*Exercise description:* A single total is needed, the number of lines of this listing that contain the string "fibre".

══ Dataset

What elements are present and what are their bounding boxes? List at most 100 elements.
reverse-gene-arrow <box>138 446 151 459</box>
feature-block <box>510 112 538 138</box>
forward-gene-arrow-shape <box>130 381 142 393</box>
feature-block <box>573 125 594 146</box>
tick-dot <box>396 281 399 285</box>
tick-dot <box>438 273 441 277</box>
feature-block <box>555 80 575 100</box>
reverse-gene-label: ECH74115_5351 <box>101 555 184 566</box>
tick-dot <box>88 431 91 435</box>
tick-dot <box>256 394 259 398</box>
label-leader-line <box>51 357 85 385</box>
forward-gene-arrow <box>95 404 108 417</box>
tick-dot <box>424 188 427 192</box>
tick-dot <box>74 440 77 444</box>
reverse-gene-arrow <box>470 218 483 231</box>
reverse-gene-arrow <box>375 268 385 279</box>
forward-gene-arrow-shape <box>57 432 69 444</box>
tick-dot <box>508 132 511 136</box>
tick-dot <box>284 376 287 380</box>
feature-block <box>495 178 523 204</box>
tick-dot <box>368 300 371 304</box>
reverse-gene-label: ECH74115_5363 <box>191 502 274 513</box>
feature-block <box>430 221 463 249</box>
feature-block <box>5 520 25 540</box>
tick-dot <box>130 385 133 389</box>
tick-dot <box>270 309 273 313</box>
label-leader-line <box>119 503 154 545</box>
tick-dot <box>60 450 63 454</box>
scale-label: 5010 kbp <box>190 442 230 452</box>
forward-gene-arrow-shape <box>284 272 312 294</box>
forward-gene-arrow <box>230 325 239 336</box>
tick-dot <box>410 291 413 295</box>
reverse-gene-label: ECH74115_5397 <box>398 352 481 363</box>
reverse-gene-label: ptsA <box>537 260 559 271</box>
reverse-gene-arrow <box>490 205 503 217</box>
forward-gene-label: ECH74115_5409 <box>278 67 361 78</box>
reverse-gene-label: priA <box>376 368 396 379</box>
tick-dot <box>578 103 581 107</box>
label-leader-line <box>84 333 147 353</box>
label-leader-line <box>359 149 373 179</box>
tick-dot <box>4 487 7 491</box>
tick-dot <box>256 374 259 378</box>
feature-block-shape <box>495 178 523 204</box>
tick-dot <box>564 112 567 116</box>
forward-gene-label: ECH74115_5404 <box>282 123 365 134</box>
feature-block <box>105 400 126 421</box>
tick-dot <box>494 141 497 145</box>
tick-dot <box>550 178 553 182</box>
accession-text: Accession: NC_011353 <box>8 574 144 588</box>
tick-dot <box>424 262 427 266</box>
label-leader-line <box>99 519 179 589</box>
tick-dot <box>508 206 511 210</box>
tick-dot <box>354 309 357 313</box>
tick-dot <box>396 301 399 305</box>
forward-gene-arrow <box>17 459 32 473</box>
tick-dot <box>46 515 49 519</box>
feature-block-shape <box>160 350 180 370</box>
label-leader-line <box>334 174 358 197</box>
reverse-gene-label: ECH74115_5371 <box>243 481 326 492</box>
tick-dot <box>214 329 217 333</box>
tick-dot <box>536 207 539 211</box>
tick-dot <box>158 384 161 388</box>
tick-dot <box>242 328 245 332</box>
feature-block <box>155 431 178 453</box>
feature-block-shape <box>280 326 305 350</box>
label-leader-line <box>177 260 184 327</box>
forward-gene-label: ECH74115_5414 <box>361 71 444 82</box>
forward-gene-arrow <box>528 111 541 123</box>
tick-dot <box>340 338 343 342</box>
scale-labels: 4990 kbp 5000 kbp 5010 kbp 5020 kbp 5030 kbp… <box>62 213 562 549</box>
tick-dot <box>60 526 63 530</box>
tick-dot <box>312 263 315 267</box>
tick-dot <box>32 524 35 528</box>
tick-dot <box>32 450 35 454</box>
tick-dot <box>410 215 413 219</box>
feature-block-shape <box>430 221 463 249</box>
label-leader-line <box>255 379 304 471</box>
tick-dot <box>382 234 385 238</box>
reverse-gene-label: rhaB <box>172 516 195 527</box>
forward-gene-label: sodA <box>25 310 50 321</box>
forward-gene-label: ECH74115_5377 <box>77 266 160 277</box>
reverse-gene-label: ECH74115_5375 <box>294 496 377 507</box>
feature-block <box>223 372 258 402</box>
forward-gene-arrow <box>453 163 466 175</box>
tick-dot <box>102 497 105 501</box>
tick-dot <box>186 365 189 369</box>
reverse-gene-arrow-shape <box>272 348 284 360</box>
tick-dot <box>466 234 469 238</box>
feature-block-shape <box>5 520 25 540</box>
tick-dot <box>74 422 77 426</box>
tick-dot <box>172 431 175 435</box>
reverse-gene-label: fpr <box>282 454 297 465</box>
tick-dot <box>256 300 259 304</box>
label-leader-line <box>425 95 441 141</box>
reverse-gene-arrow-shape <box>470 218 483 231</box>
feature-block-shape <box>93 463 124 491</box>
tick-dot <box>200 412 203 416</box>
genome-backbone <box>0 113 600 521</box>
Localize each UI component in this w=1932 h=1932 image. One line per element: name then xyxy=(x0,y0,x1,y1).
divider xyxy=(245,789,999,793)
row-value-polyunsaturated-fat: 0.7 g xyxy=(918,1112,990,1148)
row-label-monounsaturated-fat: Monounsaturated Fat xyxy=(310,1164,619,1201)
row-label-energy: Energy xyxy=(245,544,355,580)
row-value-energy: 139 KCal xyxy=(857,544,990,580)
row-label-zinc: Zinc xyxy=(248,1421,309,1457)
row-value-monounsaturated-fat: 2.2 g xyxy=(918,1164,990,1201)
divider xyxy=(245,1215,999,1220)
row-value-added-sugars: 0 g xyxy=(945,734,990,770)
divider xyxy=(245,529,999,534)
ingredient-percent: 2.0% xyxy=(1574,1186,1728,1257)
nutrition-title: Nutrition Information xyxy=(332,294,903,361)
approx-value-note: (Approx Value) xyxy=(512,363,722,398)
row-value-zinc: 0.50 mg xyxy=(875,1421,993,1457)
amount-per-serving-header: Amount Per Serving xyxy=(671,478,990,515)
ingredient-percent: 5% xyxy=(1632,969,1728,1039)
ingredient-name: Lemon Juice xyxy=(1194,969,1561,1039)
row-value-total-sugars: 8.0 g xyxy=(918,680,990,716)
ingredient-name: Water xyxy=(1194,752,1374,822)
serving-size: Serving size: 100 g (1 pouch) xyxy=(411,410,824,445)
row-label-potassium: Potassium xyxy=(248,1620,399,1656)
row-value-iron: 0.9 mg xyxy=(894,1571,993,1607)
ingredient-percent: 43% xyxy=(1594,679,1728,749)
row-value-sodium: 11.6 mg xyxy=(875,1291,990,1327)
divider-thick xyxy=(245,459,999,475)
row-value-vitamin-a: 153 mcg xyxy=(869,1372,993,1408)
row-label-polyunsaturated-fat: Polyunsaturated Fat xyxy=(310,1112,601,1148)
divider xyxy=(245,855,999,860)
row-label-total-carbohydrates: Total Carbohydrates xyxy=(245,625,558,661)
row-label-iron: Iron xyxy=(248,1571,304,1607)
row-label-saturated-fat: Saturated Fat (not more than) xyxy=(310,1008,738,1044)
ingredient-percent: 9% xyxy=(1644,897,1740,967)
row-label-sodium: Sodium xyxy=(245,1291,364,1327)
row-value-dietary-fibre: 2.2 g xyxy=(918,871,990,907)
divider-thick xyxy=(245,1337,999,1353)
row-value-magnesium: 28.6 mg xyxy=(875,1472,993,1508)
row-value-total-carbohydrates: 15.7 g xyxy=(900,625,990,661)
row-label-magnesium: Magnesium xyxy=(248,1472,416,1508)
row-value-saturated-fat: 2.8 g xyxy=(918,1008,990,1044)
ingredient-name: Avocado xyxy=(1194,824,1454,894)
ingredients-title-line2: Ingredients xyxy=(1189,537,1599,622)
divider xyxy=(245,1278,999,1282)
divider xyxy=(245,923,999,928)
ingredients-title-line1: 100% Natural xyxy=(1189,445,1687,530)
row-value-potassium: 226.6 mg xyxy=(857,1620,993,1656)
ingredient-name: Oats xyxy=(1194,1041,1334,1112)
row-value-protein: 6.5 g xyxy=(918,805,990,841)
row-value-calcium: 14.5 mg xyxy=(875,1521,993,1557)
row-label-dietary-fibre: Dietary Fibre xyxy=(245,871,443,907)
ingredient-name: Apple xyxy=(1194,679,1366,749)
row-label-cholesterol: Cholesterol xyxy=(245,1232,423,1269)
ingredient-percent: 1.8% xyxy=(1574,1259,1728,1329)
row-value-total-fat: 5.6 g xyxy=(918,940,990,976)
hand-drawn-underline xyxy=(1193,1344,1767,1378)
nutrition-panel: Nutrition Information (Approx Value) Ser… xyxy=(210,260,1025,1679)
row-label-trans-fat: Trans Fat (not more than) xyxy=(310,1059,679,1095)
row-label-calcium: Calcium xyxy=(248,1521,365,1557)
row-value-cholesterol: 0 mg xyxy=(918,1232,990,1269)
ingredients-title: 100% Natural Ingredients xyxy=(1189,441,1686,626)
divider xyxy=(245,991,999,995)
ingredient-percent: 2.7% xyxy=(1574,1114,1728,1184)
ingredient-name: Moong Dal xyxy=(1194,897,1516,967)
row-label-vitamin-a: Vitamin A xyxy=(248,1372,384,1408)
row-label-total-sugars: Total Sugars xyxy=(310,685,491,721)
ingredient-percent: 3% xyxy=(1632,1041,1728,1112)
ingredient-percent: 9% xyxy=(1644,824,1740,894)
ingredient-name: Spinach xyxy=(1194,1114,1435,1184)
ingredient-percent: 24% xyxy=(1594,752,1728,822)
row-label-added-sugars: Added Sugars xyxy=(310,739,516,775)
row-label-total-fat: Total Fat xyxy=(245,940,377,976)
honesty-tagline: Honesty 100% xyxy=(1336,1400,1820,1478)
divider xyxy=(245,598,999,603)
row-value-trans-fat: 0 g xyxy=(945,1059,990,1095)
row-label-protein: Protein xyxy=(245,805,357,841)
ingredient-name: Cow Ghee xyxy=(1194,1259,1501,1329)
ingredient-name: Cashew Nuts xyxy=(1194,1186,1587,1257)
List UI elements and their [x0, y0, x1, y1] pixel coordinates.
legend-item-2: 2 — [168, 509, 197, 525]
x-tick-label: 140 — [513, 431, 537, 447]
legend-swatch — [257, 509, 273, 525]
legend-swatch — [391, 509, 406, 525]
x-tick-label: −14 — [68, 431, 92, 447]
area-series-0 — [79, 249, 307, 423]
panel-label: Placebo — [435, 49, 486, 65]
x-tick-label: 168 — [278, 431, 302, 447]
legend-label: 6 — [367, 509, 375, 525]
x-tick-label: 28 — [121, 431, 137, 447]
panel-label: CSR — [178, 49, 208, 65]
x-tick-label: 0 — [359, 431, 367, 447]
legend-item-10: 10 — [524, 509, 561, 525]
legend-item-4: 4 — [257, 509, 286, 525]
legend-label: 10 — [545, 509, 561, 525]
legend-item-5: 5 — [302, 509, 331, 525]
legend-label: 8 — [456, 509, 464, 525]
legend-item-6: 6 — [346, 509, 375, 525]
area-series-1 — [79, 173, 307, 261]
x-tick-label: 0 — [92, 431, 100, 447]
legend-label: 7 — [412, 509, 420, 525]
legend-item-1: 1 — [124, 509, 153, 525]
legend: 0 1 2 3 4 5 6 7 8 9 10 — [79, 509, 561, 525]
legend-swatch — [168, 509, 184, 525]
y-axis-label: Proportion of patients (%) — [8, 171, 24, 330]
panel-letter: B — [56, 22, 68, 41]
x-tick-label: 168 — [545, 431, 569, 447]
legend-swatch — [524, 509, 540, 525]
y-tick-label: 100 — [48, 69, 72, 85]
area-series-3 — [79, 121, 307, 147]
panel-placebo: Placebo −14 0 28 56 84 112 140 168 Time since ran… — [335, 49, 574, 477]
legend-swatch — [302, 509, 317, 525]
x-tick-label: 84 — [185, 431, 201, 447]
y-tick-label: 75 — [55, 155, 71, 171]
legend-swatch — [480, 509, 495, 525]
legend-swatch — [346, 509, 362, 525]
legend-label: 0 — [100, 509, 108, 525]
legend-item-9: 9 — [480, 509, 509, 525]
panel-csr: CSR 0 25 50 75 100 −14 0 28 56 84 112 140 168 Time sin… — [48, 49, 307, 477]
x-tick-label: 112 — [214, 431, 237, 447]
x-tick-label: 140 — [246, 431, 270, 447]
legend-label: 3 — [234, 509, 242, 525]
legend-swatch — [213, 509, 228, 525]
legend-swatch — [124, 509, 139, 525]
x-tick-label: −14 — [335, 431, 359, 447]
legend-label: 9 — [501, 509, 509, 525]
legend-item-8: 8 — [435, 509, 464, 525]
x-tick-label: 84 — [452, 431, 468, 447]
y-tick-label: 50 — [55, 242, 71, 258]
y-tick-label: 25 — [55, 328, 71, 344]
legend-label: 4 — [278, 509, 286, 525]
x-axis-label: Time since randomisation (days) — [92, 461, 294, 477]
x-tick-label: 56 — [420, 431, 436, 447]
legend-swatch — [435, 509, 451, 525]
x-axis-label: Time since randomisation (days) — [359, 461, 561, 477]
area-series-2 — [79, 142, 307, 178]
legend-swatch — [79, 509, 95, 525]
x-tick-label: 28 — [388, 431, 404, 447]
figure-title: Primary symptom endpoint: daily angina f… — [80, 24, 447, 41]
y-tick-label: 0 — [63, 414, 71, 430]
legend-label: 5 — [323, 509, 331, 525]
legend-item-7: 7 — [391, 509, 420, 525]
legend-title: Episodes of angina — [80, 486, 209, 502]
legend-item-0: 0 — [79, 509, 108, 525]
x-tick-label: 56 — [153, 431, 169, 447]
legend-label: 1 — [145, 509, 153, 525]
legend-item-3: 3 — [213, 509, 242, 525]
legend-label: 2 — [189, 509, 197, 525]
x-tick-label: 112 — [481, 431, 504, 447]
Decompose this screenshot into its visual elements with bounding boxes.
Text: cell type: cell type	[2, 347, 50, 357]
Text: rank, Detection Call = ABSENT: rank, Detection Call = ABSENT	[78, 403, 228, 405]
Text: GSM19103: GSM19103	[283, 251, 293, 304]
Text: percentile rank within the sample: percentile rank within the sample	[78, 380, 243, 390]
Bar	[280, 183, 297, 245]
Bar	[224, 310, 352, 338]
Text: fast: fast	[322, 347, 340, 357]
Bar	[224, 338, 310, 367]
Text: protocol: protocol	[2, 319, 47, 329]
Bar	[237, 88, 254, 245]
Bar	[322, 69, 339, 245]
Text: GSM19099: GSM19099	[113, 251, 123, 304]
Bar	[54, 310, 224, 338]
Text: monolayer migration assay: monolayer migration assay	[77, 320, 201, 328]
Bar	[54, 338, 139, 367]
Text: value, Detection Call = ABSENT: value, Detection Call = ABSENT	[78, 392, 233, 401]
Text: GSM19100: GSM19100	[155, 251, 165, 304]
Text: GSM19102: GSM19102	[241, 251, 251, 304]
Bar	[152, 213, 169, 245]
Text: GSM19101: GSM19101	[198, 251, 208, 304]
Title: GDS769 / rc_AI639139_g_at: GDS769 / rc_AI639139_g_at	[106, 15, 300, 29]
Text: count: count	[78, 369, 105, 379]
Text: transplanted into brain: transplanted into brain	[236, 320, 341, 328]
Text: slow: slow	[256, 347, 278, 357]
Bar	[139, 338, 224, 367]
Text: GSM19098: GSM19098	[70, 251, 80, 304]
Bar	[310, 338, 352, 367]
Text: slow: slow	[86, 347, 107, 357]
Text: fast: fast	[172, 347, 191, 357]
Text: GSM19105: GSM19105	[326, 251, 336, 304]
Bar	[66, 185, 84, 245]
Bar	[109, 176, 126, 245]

════

*Solved exercise:* 2